┌─ The records

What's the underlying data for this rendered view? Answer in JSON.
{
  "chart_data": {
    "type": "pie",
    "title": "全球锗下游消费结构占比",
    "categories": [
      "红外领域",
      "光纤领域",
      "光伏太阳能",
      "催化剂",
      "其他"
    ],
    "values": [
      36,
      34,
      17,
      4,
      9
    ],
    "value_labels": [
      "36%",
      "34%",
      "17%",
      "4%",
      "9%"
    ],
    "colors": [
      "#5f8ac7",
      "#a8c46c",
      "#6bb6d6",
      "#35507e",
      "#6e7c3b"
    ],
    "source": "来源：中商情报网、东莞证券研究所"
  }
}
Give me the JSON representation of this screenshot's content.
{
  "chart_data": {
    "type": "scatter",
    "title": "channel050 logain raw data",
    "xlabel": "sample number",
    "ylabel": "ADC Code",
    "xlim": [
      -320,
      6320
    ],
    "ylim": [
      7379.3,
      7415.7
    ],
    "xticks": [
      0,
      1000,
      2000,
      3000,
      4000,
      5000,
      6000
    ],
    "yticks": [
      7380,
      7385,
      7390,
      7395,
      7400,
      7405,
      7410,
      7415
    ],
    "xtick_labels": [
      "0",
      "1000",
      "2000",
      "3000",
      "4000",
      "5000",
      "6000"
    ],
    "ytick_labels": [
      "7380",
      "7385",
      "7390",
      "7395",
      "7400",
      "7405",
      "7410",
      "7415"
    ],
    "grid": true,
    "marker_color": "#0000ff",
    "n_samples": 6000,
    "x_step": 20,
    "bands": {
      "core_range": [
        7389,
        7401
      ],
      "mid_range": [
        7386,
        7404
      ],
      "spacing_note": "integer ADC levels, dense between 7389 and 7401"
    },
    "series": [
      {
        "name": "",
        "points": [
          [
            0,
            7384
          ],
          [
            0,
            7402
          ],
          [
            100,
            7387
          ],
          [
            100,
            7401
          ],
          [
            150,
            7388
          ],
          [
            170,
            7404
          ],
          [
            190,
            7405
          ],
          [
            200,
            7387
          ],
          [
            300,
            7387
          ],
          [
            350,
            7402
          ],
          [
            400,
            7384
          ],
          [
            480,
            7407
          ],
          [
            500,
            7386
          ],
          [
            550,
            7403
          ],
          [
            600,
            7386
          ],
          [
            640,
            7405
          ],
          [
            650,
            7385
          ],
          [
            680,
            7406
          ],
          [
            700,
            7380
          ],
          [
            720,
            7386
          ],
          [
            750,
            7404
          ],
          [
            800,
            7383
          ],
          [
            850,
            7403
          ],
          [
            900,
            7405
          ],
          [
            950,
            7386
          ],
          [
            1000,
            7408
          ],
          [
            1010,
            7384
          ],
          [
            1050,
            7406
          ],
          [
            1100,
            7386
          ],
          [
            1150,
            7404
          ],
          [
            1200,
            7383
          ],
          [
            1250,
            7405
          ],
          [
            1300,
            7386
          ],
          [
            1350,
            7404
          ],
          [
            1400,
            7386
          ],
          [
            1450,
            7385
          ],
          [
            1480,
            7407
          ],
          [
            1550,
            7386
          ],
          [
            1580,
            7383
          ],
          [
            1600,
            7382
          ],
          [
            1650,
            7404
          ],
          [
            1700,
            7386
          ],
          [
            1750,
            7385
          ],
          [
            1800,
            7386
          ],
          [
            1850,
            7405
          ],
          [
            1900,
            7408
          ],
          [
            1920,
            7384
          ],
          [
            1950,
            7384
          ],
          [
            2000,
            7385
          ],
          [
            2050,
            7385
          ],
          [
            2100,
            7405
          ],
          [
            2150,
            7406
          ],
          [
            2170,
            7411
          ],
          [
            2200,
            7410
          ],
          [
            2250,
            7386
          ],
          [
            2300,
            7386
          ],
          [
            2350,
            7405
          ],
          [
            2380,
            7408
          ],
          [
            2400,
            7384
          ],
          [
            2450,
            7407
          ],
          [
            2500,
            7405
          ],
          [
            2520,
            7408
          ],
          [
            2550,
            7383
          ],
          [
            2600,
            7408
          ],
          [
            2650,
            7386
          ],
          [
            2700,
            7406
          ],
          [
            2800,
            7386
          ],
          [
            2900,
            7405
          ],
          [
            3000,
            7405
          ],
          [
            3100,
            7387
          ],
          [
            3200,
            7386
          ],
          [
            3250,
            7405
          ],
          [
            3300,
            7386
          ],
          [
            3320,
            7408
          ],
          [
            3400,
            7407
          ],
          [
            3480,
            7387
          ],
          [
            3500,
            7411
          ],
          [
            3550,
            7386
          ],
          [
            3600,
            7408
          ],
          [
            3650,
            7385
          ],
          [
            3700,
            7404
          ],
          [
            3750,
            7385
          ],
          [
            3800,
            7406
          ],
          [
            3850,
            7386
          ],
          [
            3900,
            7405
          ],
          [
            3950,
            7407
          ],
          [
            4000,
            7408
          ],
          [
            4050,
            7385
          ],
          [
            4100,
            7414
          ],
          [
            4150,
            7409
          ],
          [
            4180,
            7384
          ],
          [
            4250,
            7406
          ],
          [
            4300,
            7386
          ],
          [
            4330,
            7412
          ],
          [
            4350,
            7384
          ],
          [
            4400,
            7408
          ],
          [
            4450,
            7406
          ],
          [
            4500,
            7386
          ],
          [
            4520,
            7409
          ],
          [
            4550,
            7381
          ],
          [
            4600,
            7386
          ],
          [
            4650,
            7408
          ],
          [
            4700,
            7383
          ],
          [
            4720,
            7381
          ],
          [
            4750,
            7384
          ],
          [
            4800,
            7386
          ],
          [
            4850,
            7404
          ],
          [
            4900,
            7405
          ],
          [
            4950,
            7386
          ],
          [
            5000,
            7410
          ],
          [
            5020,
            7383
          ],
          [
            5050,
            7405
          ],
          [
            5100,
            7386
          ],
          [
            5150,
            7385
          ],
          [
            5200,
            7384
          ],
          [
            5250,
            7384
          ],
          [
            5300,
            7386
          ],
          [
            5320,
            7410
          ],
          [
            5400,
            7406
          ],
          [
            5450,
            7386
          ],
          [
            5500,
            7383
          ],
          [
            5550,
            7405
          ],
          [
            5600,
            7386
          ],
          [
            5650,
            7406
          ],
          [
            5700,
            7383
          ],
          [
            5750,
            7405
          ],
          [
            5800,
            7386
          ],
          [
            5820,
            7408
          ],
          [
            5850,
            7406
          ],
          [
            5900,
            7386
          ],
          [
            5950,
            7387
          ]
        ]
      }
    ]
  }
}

└─

- **Exercise goal**:
Report how many lines in the data contain the word "this", with no words besides the number.

- **Exercise answer**:
2